→ **RECORDS PROVIDED**

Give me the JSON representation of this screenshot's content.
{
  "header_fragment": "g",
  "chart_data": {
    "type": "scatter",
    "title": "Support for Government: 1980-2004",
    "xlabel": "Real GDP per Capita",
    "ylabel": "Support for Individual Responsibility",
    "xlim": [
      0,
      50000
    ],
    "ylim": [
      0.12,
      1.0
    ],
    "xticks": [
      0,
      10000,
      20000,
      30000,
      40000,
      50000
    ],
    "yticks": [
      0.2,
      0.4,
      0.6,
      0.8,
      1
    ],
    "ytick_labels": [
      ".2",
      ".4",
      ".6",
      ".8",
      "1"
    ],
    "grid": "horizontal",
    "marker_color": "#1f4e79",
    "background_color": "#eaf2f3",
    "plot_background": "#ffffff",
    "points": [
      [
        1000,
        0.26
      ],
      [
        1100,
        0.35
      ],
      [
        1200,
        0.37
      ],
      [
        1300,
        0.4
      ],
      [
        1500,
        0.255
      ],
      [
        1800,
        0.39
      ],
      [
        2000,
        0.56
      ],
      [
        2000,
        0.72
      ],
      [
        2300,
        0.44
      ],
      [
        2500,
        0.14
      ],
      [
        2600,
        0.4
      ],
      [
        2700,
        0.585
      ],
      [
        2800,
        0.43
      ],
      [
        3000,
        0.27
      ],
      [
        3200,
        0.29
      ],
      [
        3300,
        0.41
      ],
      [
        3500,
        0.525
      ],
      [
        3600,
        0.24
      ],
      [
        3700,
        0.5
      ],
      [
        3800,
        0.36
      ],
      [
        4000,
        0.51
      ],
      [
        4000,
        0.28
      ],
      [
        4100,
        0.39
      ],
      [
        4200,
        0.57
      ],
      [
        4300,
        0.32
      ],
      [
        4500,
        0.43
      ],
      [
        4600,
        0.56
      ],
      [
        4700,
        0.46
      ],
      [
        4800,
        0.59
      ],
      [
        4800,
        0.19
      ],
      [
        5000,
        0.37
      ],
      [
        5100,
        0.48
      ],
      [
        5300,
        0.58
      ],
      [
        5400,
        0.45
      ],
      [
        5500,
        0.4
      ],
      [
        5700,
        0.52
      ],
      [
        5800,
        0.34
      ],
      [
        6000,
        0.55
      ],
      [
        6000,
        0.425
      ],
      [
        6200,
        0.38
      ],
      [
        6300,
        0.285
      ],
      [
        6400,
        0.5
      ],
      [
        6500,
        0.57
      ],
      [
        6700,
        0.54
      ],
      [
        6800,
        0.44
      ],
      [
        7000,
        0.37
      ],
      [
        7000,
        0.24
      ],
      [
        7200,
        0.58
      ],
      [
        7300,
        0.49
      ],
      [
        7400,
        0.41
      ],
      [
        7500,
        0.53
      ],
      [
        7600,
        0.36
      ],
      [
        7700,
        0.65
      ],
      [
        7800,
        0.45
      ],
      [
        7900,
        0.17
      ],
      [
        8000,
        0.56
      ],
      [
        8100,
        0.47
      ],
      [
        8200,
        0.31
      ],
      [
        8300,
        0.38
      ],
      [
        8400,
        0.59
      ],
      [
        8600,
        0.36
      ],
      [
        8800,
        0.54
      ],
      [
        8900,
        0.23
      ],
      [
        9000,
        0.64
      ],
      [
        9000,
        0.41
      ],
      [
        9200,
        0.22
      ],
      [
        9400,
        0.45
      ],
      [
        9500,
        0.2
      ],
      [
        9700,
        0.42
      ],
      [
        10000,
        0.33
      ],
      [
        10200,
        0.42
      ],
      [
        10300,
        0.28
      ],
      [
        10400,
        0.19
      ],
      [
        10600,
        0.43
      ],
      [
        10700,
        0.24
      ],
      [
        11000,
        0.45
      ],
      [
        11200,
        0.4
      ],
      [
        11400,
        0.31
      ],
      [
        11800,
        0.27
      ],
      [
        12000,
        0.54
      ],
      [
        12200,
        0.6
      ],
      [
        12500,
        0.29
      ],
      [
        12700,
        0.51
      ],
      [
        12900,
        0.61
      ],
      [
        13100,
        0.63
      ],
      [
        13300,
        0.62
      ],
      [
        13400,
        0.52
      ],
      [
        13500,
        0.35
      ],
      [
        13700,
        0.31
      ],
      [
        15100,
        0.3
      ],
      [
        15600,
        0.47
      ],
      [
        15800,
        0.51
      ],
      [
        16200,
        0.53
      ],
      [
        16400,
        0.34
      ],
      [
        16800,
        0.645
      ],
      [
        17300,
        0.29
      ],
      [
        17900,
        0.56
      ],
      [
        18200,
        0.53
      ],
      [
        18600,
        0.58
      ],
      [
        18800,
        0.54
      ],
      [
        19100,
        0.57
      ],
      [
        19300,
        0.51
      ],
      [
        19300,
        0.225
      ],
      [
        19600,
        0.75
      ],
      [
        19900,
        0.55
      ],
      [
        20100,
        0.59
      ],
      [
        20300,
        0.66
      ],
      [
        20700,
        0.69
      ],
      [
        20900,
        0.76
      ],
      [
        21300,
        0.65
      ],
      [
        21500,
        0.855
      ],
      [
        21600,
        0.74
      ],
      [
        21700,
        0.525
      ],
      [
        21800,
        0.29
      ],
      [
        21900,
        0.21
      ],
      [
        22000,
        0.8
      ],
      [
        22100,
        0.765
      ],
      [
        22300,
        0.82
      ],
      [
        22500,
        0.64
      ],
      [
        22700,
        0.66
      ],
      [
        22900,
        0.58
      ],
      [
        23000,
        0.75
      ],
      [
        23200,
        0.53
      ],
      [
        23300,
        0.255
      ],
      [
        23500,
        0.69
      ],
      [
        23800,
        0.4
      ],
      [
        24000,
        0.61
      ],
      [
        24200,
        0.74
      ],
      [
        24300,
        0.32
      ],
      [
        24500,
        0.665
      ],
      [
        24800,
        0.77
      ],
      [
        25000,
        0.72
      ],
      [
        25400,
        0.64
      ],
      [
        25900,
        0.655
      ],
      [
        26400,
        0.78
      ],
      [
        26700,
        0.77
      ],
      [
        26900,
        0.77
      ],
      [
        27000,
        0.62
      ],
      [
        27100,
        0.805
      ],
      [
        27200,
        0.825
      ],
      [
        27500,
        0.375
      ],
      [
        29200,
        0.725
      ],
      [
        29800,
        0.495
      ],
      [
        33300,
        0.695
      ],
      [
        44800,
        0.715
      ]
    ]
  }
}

→ **AIM**
Lines containing the word "Support" must all be returned from the material above.

→ **RESULT**
    "title": "Support for Government: 1980-2004",
    "ylabel": "Support for Individual Responsibility",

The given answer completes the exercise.